Dataset records
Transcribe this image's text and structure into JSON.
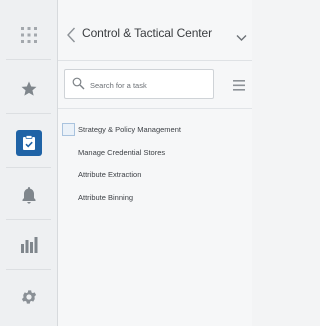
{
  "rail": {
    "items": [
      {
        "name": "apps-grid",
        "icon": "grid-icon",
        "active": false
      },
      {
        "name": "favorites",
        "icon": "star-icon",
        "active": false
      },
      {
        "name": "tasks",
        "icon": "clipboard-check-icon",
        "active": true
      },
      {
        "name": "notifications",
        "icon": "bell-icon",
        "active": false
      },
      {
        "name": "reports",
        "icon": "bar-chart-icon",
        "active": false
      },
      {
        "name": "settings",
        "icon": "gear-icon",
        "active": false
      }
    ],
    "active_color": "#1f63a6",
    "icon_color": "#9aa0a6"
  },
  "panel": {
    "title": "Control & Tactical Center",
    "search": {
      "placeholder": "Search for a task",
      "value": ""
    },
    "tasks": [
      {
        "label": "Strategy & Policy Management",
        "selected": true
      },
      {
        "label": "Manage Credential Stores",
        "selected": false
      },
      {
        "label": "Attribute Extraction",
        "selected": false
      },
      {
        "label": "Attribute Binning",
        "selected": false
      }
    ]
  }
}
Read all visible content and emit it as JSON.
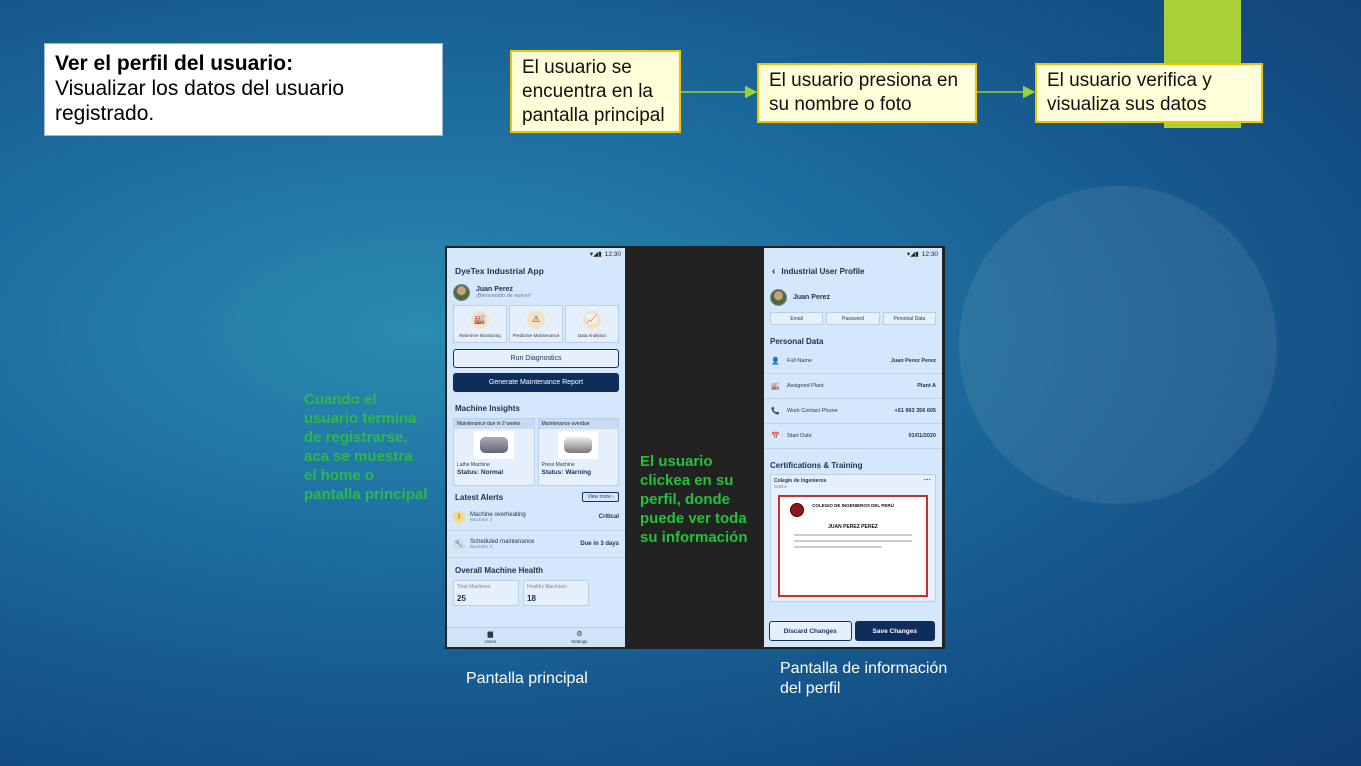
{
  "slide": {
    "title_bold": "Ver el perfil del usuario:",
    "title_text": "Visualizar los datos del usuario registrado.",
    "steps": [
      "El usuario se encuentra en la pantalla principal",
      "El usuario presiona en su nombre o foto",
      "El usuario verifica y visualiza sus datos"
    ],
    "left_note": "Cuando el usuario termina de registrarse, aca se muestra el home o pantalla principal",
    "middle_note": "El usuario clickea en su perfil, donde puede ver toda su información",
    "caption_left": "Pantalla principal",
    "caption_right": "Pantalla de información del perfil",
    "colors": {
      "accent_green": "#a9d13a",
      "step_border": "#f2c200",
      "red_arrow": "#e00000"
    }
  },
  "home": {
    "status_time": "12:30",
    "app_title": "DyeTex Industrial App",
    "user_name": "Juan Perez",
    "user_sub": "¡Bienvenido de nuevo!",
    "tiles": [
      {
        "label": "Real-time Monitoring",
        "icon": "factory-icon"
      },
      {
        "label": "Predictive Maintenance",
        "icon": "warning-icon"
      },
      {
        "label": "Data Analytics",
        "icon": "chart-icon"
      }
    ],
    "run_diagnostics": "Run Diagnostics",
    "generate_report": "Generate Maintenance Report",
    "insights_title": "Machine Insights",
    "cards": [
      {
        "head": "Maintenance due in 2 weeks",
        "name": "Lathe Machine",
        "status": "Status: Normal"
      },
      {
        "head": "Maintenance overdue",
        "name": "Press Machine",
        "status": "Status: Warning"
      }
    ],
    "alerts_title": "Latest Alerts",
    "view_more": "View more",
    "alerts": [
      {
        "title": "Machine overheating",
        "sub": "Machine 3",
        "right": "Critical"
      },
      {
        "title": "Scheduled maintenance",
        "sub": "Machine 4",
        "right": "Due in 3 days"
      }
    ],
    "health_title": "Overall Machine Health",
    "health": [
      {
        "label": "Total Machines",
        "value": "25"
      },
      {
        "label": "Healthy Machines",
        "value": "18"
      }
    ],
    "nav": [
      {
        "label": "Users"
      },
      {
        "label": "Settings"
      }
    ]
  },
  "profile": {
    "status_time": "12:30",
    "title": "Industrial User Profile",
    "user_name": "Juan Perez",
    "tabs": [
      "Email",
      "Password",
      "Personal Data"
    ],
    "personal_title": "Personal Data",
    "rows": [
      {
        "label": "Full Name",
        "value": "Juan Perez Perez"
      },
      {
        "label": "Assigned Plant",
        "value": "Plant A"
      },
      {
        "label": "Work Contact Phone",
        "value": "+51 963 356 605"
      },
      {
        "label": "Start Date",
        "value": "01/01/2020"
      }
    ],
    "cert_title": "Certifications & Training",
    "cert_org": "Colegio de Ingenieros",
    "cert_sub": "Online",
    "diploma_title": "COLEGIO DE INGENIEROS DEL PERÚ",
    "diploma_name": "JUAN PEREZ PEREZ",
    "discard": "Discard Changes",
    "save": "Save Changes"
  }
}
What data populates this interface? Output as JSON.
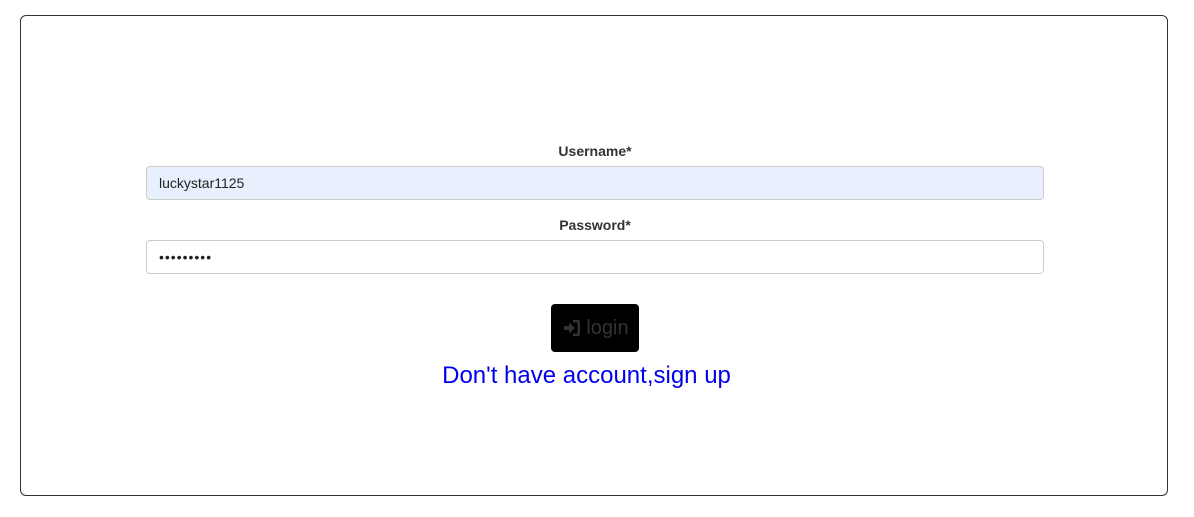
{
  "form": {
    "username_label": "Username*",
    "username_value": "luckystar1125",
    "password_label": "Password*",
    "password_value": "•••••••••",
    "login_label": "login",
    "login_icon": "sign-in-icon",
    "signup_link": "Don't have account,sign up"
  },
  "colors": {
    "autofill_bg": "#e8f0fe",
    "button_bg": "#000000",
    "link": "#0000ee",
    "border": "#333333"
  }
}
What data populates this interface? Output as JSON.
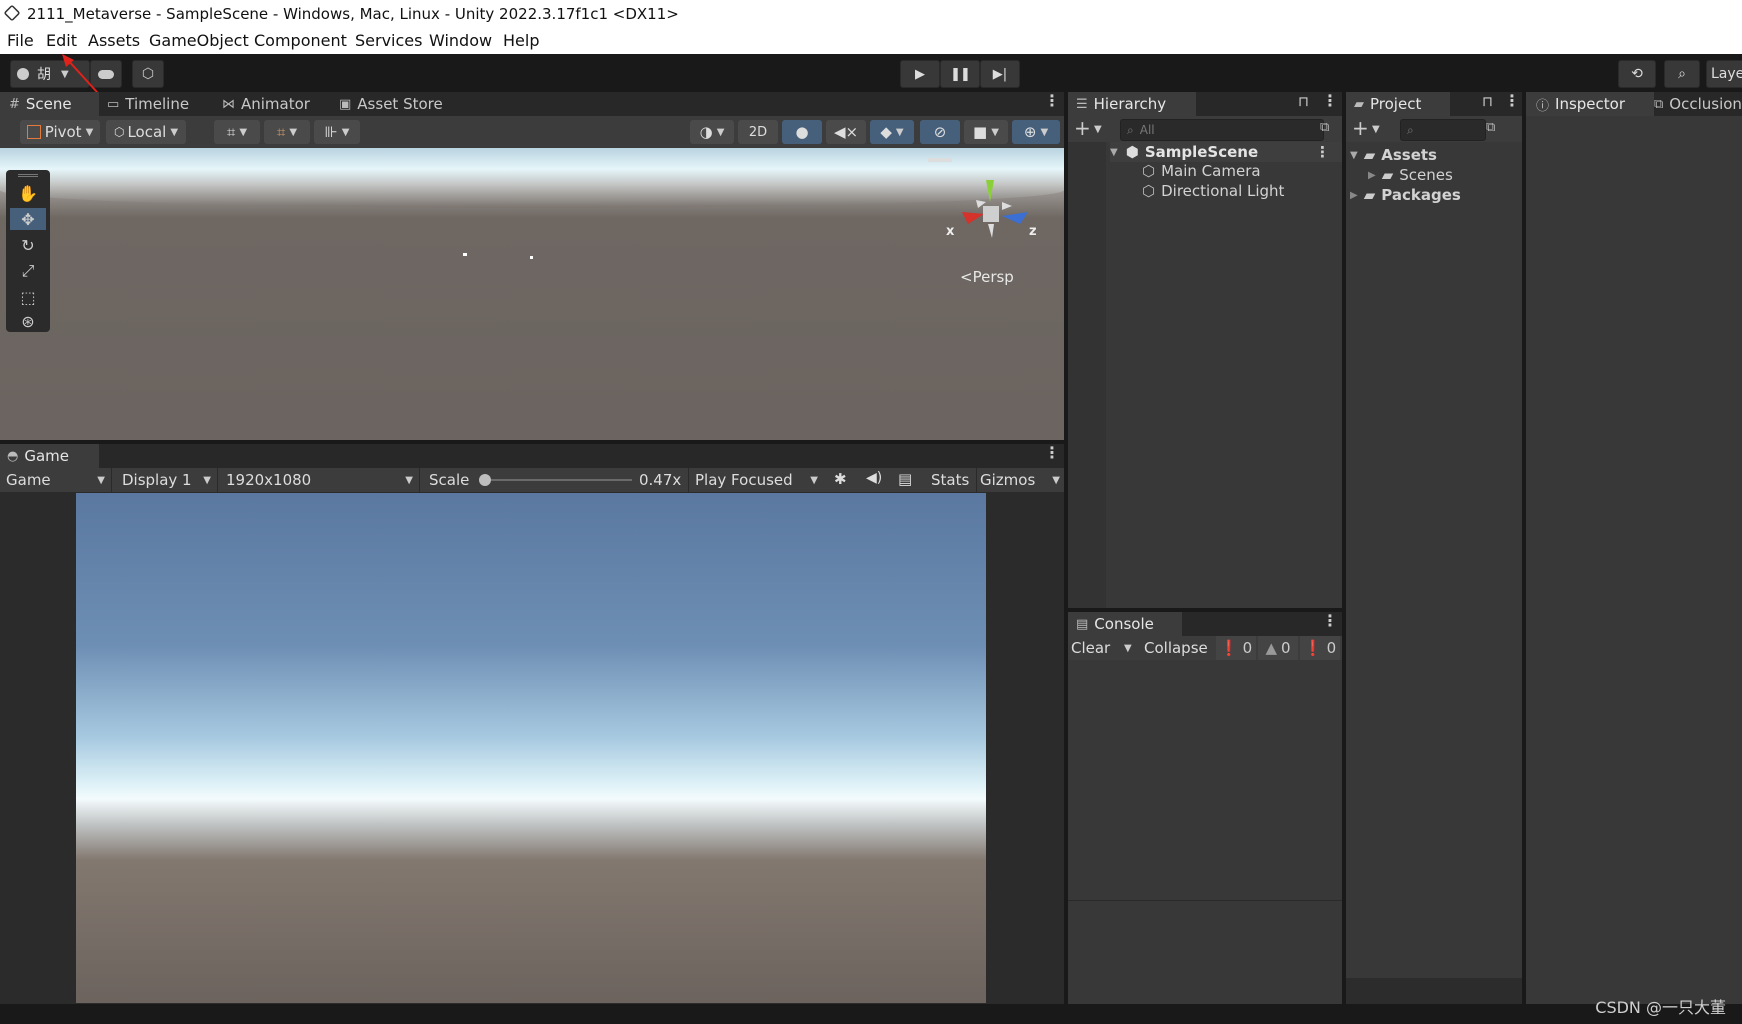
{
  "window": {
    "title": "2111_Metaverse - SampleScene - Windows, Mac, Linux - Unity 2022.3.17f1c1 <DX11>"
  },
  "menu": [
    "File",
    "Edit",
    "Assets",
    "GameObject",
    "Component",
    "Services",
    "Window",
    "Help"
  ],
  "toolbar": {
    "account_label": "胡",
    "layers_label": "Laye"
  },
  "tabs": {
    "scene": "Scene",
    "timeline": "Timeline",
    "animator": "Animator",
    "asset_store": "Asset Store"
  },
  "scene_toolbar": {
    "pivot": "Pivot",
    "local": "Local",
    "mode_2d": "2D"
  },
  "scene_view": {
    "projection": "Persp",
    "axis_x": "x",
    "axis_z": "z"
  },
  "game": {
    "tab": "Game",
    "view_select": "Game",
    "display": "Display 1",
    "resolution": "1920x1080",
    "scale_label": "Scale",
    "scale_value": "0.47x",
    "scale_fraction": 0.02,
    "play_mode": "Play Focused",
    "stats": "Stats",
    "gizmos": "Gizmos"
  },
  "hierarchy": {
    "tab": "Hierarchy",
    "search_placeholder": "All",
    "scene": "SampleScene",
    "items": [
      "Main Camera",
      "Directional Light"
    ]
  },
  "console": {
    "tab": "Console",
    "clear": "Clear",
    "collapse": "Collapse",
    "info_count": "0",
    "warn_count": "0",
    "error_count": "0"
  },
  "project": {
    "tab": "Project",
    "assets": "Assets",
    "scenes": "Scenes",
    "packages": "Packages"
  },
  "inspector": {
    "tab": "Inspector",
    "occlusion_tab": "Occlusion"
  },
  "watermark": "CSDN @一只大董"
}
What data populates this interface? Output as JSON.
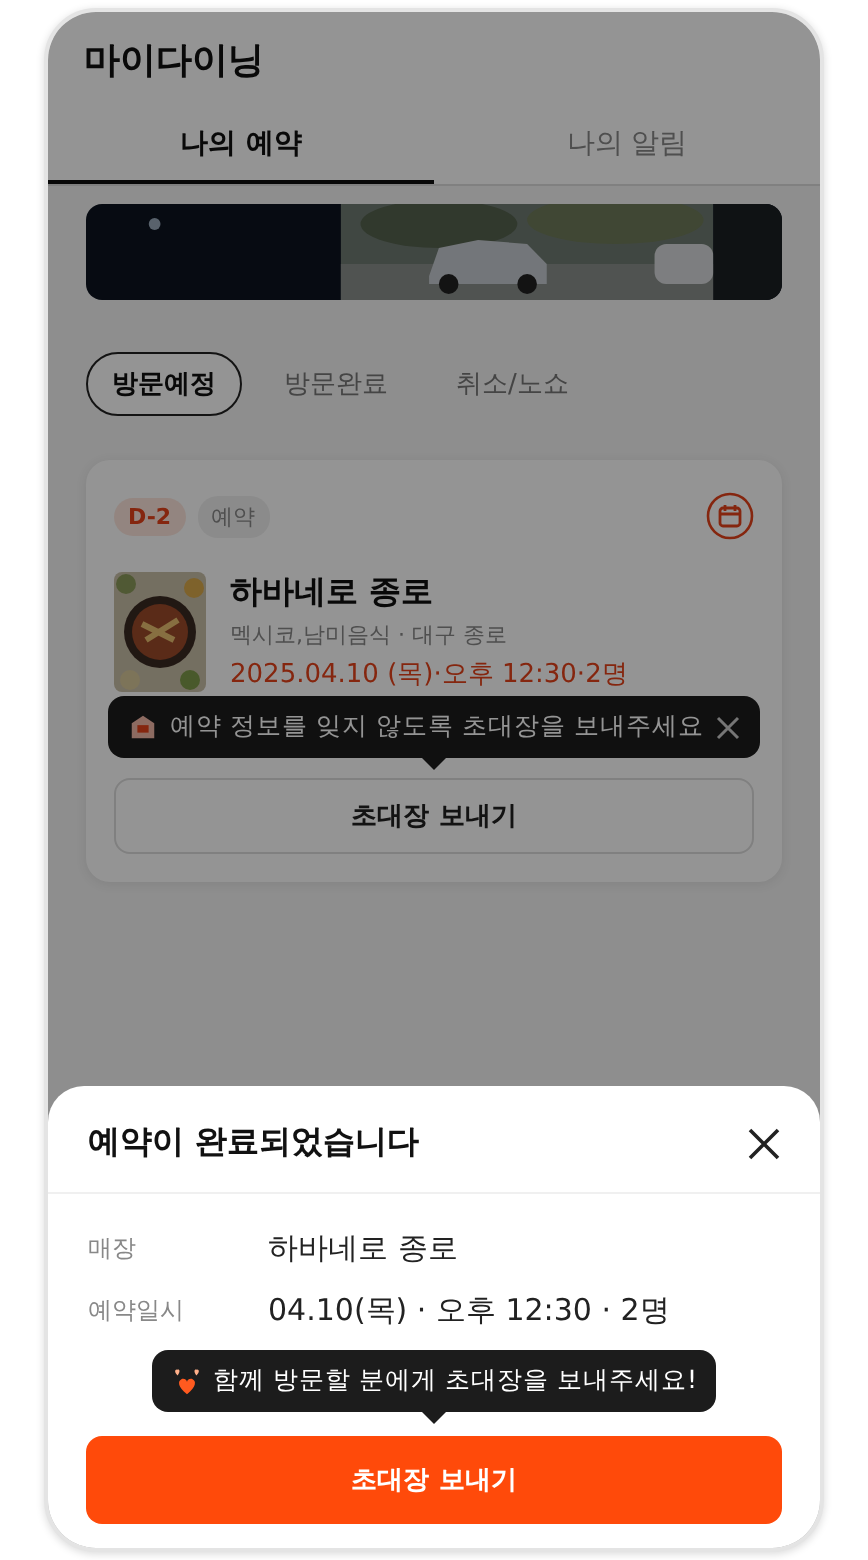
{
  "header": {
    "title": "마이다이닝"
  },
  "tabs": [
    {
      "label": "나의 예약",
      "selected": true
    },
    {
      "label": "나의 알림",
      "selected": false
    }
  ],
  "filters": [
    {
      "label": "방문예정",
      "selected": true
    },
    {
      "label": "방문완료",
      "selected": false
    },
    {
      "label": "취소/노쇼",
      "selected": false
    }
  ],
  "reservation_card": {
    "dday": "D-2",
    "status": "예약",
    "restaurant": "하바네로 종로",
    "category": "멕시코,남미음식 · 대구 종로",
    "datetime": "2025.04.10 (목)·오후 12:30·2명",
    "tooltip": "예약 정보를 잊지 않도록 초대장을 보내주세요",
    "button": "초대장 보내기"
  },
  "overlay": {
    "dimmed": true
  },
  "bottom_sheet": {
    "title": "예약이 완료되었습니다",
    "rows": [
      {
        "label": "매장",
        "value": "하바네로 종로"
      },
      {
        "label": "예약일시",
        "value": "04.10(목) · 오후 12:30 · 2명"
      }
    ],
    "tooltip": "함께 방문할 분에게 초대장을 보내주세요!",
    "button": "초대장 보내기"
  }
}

(EXERCISE REQUIREMENTS): Every line that holds the string "Personal" should be returned.

(SOLUTION TO THIS EXERCISE):
      "Personal Data"
    "personal_title": "Personal Data",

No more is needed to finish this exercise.